Make an exact transcription of the material, leaving out all images.

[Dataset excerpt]
----

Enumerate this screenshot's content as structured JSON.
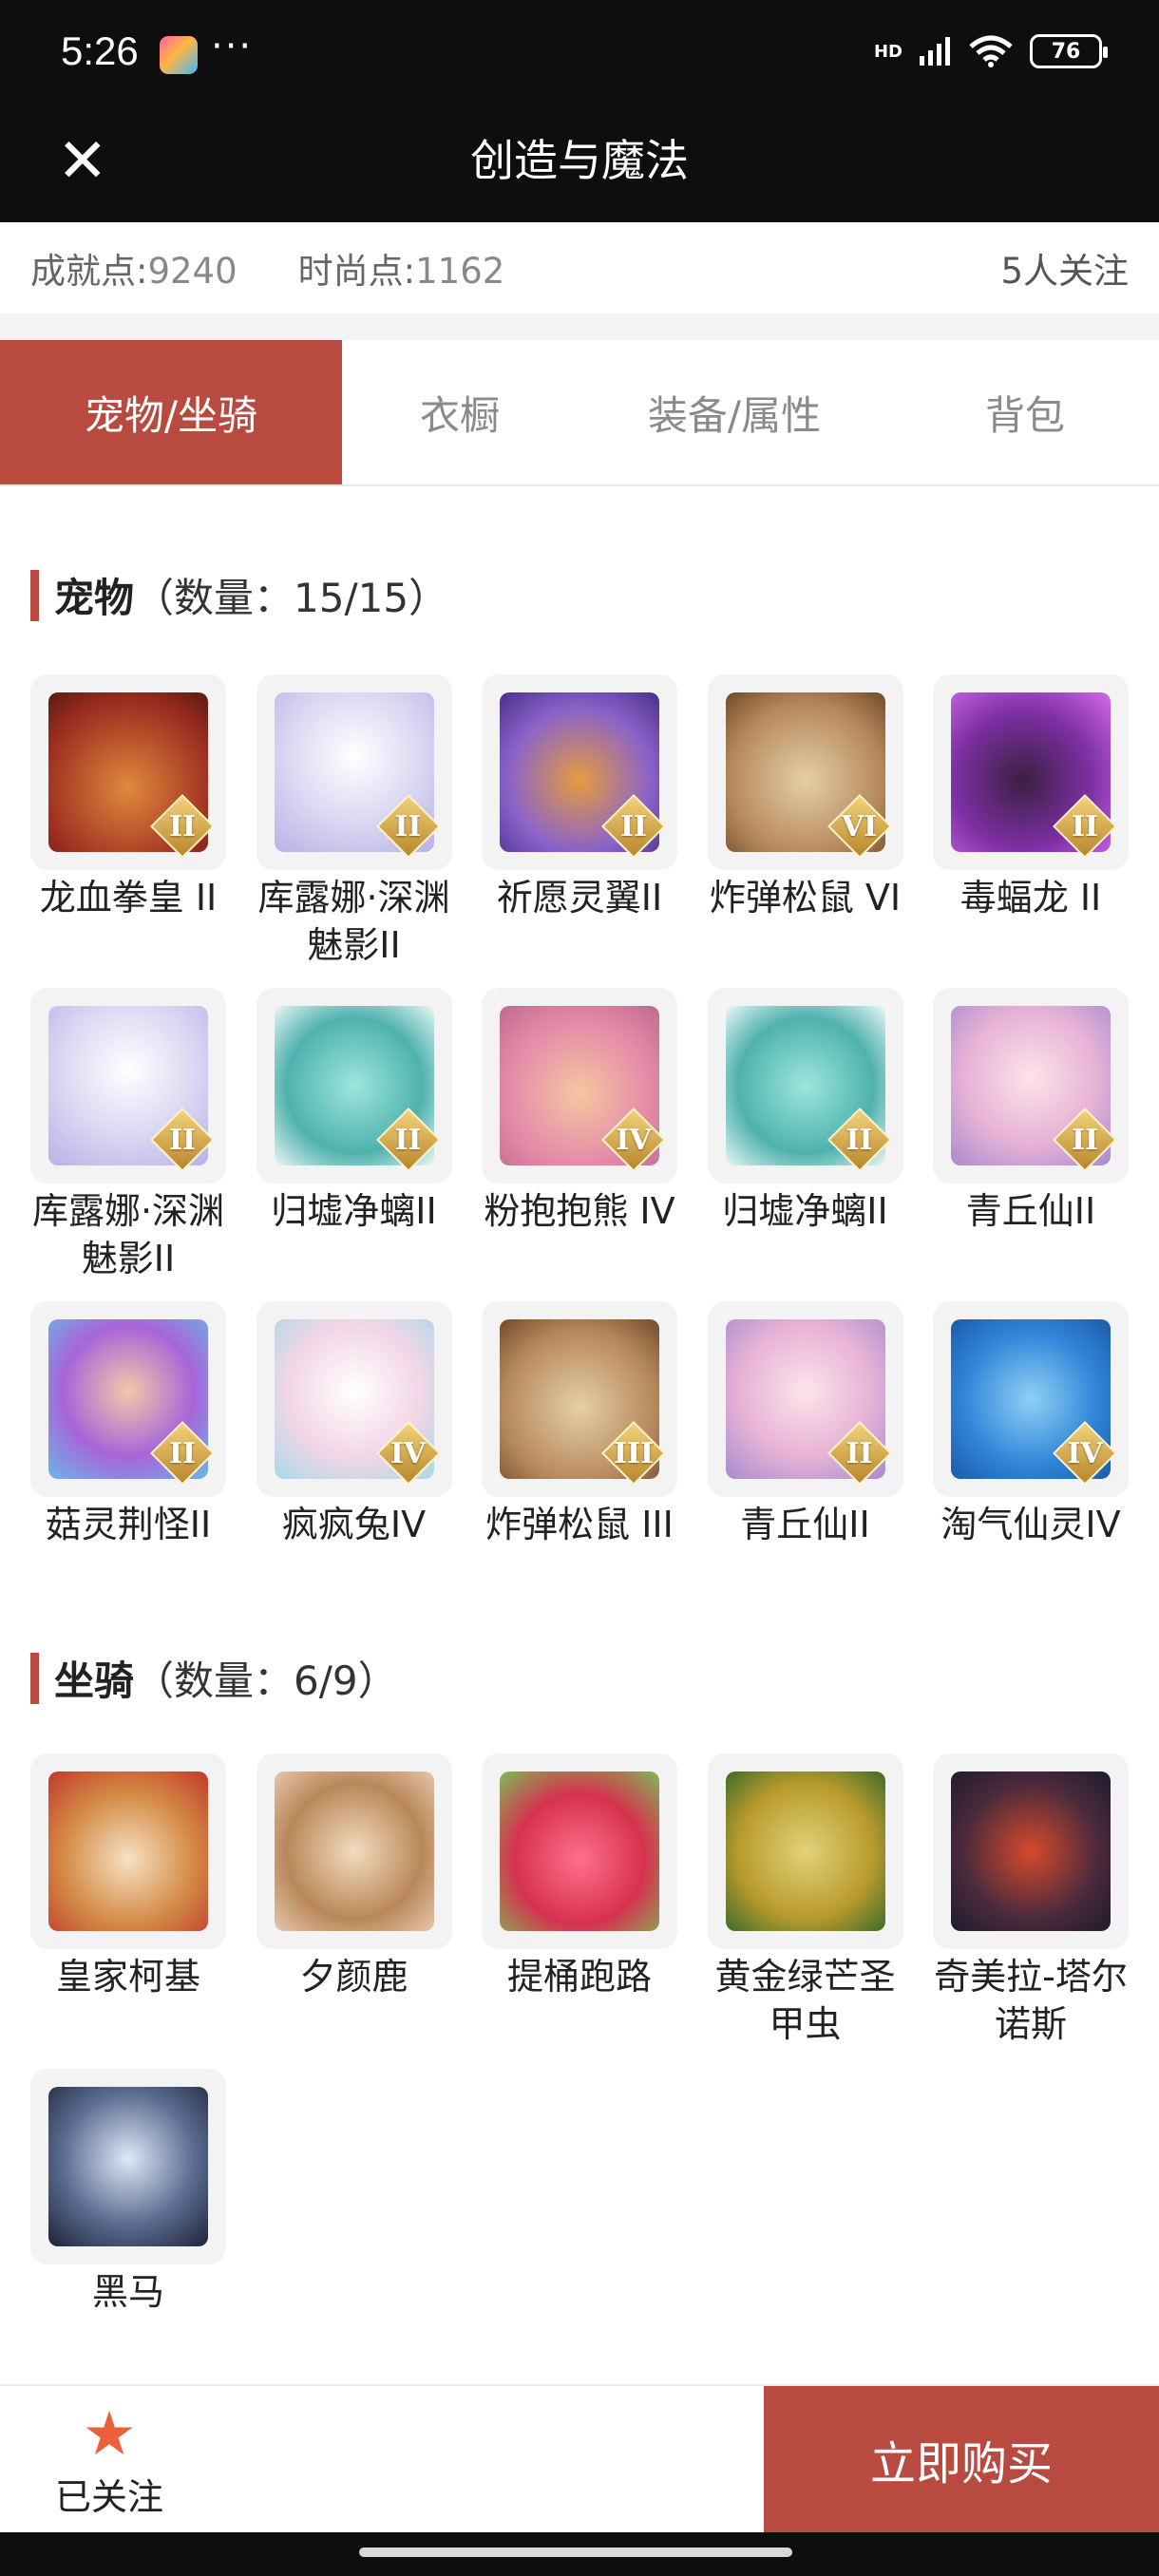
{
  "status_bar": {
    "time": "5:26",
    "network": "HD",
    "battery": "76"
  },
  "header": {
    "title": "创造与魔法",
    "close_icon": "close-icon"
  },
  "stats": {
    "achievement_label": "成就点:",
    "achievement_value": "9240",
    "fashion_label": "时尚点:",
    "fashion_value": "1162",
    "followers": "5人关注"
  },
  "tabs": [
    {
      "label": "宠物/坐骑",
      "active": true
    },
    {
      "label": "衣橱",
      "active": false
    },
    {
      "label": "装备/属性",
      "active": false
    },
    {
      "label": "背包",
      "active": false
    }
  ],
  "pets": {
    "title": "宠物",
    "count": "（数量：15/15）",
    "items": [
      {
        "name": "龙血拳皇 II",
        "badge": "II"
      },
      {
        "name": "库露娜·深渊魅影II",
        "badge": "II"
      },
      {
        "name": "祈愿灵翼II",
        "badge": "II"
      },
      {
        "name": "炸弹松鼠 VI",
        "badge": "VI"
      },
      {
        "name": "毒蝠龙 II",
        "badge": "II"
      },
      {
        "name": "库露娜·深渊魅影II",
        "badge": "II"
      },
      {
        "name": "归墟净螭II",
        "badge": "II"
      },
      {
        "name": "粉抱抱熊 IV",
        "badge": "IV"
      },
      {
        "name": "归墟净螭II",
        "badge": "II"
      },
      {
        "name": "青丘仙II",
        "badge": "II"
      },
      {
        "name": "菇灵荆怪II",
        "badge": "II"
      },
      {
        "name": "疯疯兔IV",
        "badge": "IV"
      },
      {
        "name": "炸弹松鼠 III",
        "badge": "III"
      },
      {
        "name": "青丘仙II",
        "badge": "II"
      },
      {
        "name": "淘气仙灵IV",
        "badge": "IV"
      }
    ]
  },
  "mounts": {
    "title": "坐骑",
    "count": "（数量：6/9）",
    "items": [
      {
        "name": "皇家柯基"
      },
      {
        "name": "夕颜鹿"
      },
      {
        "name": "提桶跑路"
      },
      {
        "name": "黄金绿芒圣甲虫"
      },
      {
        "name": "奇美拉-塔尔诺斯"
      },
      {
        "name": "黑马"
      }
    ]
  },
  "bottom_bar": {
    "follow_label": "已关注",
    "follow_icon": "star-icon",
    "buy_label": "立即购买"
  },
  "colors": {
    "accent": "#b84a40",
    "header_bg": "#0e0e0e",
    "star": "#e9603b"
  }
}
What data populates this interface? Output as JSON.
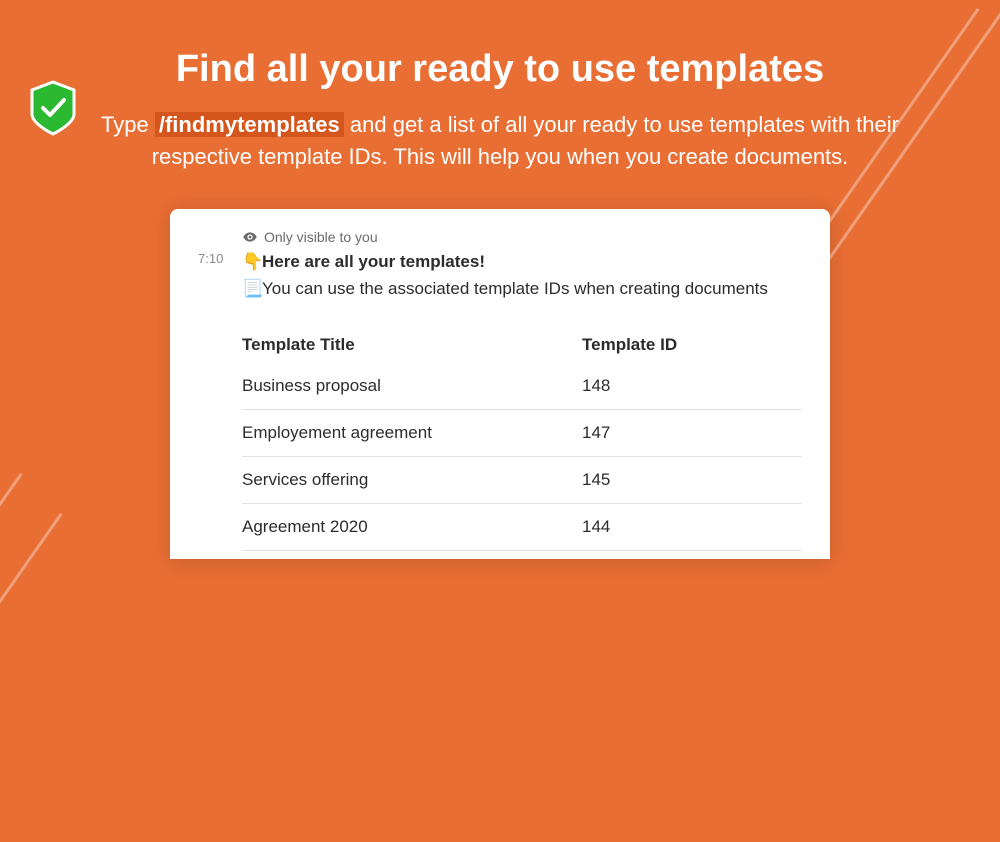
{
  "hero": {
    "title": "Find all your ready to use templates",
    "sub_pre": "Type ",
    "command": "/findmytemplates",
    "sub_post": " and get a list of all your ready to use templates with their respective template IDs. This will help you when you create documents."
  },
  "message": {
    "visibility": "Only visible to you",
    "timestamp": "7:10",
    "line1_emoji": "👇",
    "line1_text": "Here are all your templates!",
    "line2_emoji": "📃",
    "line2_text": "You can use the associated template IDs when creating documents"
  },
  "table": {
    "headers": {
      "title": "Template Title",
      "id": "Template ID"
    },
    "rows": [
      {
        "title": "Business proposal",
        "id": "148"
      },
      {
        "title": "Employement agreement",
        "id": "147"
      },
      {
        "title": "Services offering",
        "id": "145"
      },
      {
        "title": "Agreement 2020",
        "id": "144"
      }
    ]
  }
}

----

— Reply to the exercise —
Enumerate this screenshot's content as structured JSON.
{
  "status_bar": {
    "time": "5:26",
    "network": "HD",
    "battery": "76"
  },
  "header": {
    "title": "创造与魔法",
    "close_icon": "close-icon"
  },
  "stats": {
    "achievement_label": "成就点:",
    "achievement_value": "9240",
    "fashion_label": "时尚点:",
    "fashion_value": "1162",
    "followers": "5人关注"
  },
  "tabs": [
    {
      "label": "宠物/坐骑",
      "active": true
    },
    {
      "label": "衣橱",
      "active": false
    },
    {
      "label": "装备/属性",
      "active": false
    },
    {
      "label": "背包",
      "active": false
    }
  ],
  "pets": {
    "title": "宠物",
    "count": "（数量：15/15）",
    "items": [
      {
        "name": "龙血拳皇 II",
        "badge": "II"
      },
      {
        "name": "库露娜·深渊魅影II",
        "badge": "II"
      },
      {
        "name": "祈愿灵翼II",
        "badge": "II"
      },
      {
        "name": "炸弹松鼠 VI",
        "badge": "VI"
      },
      {
        "name": "毒蝠龙 II",
        "badge": "II"
      },
      {
        "name": "库露娜·深渊魅影II",
        "badge": "II"
      },
      {
        "name": "归墟净螭II",
        "badge": "II"
      },
      {
        "name": "粉抱抱熊 IV",
        "badge": "IV"
      },
      {
        "name": "归墟净螭II",
        "badge": "II"
      },
      {
        "name": "青丘仙II",
        "badge": "II"
      },
      {
        "name": "菇灵荆怪II",
        "badge": "II"
      },
      {
        "name": "疯疯兔IV",
        "badge": "IV"
      },
      {
        "name": "炸弹松鼠 III",
        "badge": "III"
      },
      {
        "name": "青丘仙II",
        "badge": "II"
      },
      {
        "name": "淘气仙灵IV",
        "badge": "IV"
      }
    ]
  },
  "mounts": {
    "title": "坐骑",
    "count": "（数量：6/9）",
    "items": [
      {
        "name": "皇家柯基"
      },
      {
        "name": "夕颜鹿"
      },
      {
        "name": "提桶跑路"
      },
      {
        "name": "黄金绿芒圣甲虫"
      },
      {
        "name": "奇美拉-塔尔诺斯"
      },
      {
        "name": "黑马"
      }
    ]
  },
  "bottom_bar": {
    "follow_label": "已关注",
    "follow_icon": "star-icon",
    "buy_label": "立即购买"
  },
  "colors": {
    "accent": "#b84a40",
    "header_bg": "#0e0e0e",
    "star": "#e9603b"
  }
}
What data populates this interface? Output as JSON.
{
  "hero": {
    "title": "Find all your ready to use templates",
    "sub_pre": "Type ",
    "command": "/findmytemplates",
    "sub_post": " and get a list of all your ready to use templates with their respective template IDs. This will help you when you create documents."
  },
  "message": {
    "visibility": "Only visible to you",
    "timestamp": "7:10",
    "line1_emoji": "👇",
    "line1_text": "Here are all your templates!",
    "line2_emoji": "📃",
    "line2_text": "You can use the associated template IDs when creating documents"
  },
  "table": {
    "headers": {
      "title": "Template Title",
      "id": "Template ID"
    },
    "rows": [
      {
        "title": "Business proposal",
        "id": "148"
      },
      {
        "title": "Employement agreement",
        "id": "147"
      },
      {
        "title": "Services offering",
        "id": "145"
      },
      {
        "title": "Agreement 2020",
        "id": "144"
      }
    ]
  }
}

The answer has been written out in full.